* [TASK DETAILS] Reproduce every line of the material below, but drop the pictures.

* [SOURCE RECORDS]

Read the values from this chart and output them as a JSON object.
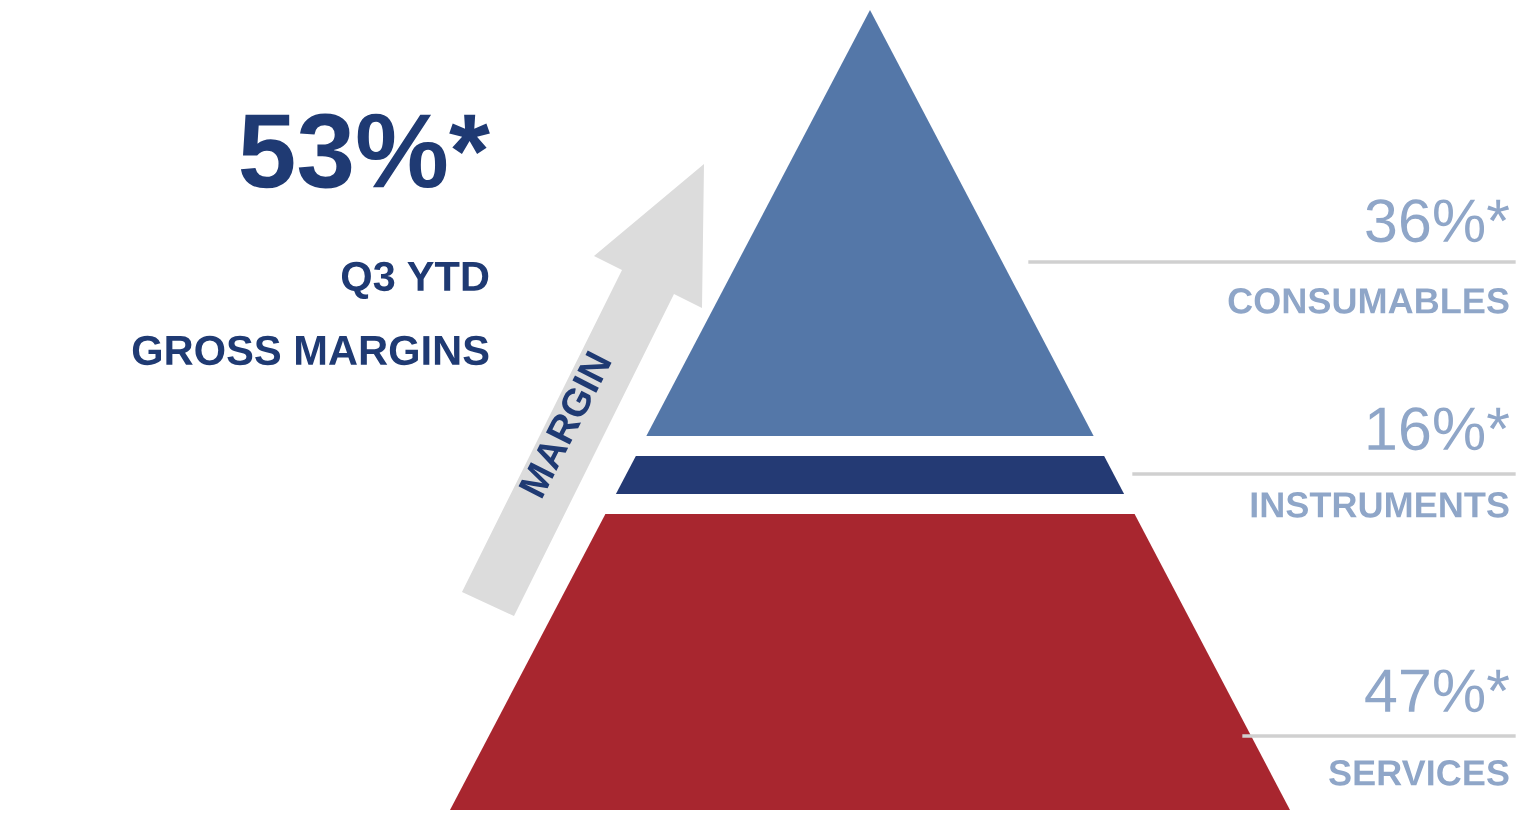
{
  "chart_data": {
    "type": "other",
    "categories": [
      "CONSUMABLES",
      "INSTRUMENTS",
      "SERVICES"
    ],
    "values": [
      36,
      16,
      47
    ],
    "value_labels": [
      "36%*",
      "16%*",
      "47%*"
    ],
    "colors": [
      "#5477a8",
      "#243a74",
      "#a8262f"
    ],
    "annotations": [
      "53%*",
      "Q3 YTD",
      "GROSS MARGINS",
      "MARGIN"
    ]
  }
}
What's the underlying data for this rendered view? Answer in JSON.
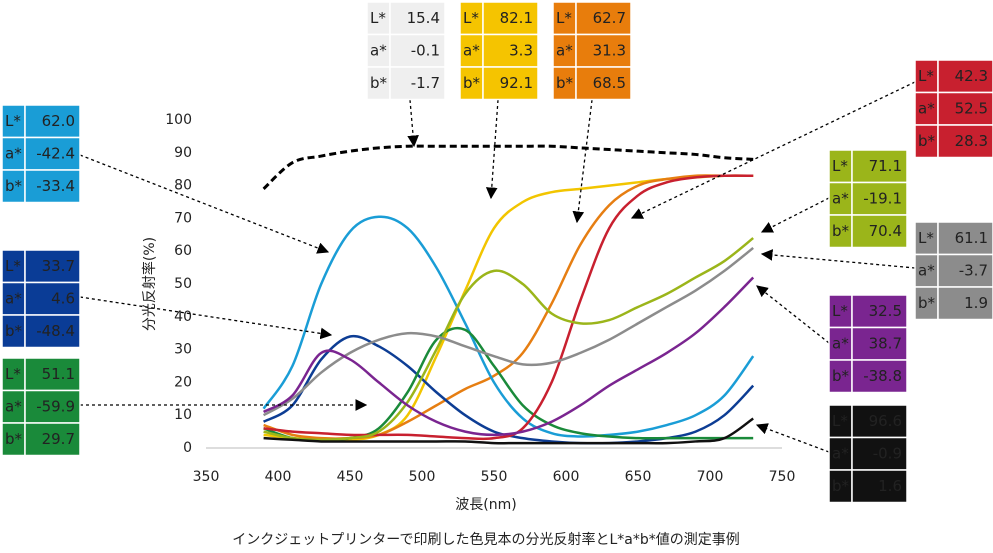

* [SOLUTION FOR THIS EXERCISE]
Read the values from this chart and output them as a JSON object.
{
  "chart_data": {
    "type": "other",
    "categories": [
      "CONSUMABLES",
      "INSTRUMENTS",
      "SERVICES"
    ],
    "values": [
      36,
      16,
      47
    ],
    "value_labels": [
      "36%*",
      "16%*",
      "47%*"
    ],
    "colors": [
      "#5477a8",
      "#243a74",
      "#a8262f"
    ],
    "annotations": [
      "53%*",
      "Q3 YTD",
      "GROSS MARGINS",
      "MARGIN"
    ]
  }
}
What's the underlying data for this rendered view? Answer in JSON.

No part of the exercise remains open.